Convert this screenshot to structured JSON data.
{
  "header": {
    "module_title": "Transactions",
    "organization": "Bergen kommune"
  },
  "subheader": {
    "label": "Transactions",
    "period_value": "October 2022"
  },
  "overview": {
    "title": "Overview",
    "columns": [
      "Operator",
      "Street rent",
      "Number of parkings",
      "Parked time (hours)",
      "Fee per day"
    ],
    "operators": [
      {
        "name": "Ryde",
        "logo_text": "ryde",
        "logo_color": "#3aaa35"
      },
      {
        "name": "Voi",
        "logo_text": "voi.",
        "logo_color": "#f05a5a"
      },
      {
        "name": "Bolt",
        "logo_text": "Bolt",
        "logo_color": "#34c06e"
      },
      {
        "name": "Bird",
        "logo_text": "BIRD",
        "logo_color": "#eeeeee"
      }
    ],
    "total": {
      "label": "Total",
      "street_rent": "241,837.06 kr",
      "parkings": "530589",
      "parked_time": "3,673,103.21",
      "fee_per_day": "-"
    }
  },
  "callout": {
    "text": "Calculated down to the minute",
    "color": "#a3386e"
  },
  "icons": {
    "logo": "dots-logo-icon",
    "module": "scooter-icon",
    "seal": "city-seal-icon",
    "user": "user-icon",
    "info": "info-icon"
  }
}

◆ **WRITTEN TASK**
Find the word "parkings" and list each line it appears in.

◆ **SOLUTION FOR THIS EXERCISE**
      "Number of parkings",
      "parkings": "530589",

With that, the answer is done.